*TASK DETAILS*
Strip the pictures and reproduce the rest of the listing exactly.

[Rows from a dataset]
————————
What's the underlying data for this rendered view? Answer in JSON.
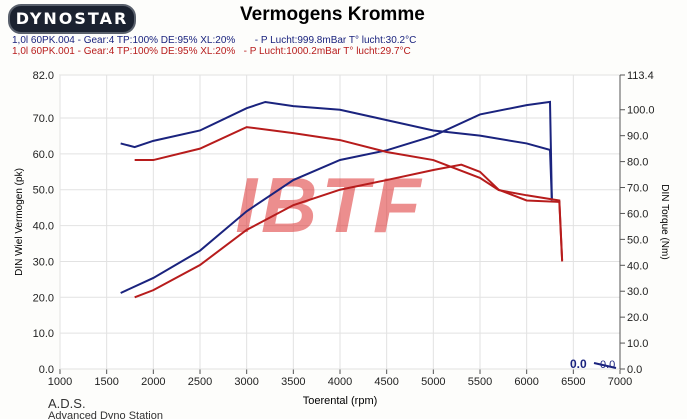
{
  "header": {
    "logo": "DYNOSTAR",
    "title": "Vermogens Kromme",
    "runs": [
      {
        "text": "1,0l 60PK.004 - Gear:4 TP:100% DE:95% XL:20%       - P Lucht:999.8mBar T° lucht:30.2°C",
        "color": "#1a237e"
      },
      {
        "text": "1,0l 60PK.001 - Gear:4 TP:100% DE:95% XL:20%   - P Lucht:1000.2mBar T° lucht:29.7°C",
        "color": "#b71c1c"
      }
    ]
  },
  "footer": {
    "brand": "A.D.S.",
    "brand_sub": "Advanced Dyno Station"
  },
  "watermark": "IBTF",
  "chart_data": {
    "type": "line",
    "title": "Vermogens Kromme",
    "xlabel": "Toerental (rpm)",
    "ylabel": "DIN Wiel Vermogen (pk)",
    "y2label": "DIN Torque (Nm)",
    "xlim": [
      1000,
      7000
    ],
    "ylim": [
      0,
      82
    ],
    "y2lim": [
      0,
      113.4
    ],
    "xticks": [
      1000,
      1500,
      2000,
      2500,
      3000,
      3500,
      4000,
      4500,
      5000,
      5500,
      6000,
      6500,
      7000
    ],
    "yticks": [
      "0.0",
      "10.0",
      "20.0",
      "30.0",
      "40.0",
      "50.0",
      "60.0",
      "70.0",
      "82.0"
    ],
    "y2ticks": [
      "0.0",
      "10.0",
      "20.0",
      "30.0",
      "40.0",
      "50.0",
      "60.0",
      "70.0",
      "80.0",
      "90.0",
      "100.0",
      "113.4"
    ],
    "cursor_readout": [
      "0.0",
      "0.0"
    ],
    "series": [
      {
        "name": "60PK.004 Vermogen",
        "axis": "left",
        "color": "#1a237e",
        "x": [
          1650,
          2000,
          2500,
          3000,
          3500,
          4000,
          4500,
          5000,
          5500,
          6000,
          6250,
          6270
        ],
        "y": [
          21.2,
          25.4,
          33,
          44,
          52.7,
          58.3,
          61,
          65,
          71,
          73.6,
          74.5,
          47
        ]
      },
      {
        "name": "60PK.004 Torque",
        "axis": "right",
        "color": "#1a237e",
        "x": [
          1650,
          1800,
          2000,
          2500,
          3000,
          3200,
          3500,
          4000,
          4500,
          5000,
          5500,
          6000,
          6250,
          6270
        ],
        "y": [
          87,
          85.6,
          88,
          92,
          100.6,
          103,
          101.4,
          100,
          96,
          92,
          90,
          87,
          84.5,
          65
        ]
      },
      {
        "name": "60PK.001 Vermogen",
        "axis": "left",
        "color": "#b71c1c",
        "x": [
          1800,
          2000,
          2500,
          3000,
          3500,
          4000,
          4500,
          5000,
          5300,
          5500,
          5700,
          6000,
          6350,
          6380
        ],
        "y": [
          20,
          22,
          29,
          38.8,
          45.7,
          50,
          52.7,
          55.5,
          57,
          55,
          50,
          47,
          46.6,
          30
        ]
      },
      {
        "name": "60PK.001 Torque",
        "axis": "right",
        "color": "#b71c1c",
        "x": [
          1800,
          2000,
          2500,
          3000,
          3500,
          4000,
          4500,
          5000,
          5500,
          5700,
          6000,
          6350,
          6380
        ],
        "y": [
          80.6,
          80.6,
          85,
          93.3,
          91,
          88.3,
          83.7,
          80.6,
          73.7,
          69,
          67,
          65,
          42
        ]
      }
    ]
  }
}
————————
*ANSWER*
What's the underlying data for this rendered view? Answer in JSON.
{
  "header": {
    "logo": "DYNOSTAR",
    "title": "Vermogens Kromme",
    "runs": [
      {
        "text": "1,0l 60PK.004 - Gear:4 TP:100% DE:95% XL:20%       - P Lucht:999.8mBar T° lucht:30.2°C",
        "color": "#1a237e"
      },
      {
        "text": "1,0l 60PK.001 - Gear:4 TP:100% DE:95% XL:20%   - P Lucht:1000.2mBar T° lucht:29.7°C",
        "color": "#b71c1c"
      }
    ]
  },
  "footer": {
    "brand": "A.D.S.",
    "brand_sub": "Advanced Dyno Station"
  },
  "watermark": "IBTF",
  "chart_data": {
    "type": "line",
    "title": "Vermogens Kromme",
    "xlabel": "Toerental (rpm)",
    "ylabel": "DIN Wiel Vermogen (pk)",
    "y2label": "DIN Torque (Nm)",
    "xlim": [
      1000,
      7000
    ],
    "ylim": [
      0,
      82
    ],
    "y2lim": [
      0,
      113.4
    ],
    "xticks": [
      1000,
      1500,
      2000,
      2500,
      3000,
      3500,
      4000,
      4500,
      5000,
      5500,
      6000,
      6500,
      7000
    ],
    "yticks": [
      "0.0",
      "10.0",
      "20.0",
      "30.0",
      "40.0",
      "50.0",
      "60.0",
      "70.0",
      "82.0"
    ],
    "y2ticks": [
      "0.0",
      "10.0",
      "20.0",
      "30.0",
      "40.0",
      "50.0",
      "60.0",
      "70.0",
      "80.0",
      "90.0",
      "100.0",
      "113.4"
    ],
    "cursor_readout": [
      "0.0",
      "0.0"
    ],
    "series": [
      {
        "name": "60PK.004 Vermogen",
        "axis": "left",
        "color": "#1a237e",
        "x": [
          1650,
          2000,
          2500,
          3000,
          3500,
          4000,
          4500,
          5000,
          5500,
          6000,
          6250,
          6270
        ],
        "y": [
          21.2,
          25.4,
          33,
          44,
          52.7,
          58.3,
          61,
          65,
          71,
          73.6,
          74.5,
          47
        ]
      },
      {
        "name": "60PK.004 Torque",
        "axis": "right",
        "color": "#1a237e",
        "x": [
          1650,
          1800,
          2000,
          2500,
          3000,
          3200,
          3500,
          4000,
          4500,
          5000,
          5500,
          6000,
          6250,
          6270
        ],
        "y": [
          87,
          85.6,
          88,
          92,
          100.6,
          103,
          101.4,
          100,
          96,
          92,
          90,
          87,
          84.5,
          65
        ]
      },
      {
        "name": "60PK.001 Vermogen",
        "axis": "left",
        "color": "#b71c1c",
        "x": [
          1800,
          2000,
          2500,
          3000,
          3500,
          4000,
          4500,
          5000,
          5300,
          5500,
          5700,
          6000,
          6350,
          6380
        ],
        "y": [
          20,
          22,
          29,
          38.8,
          45.7,
          50,
          52.7,
          55.5,
          57,
          55,
          50,
          47,
          46.6,
          30
        ]
      },
      {
        "name": "60PK.001 Torque",
        "axis": "right",
        "color": "#b71c1c",
        "x": [
          1800,
          2000,
          2500,
          3000,
          3500,
          4000,
          4500,
          5000,
          5500,
          5700,
          6000,
          6350,
          6380
        ],
        "y": [
          80.6,
          80.6,
          85,
          93.3,
          91,
          88.3,
          83.7,
          80.6,
          73.7,
          69,
          67,
          65,
          42
        ]
      }
    ]
  }
}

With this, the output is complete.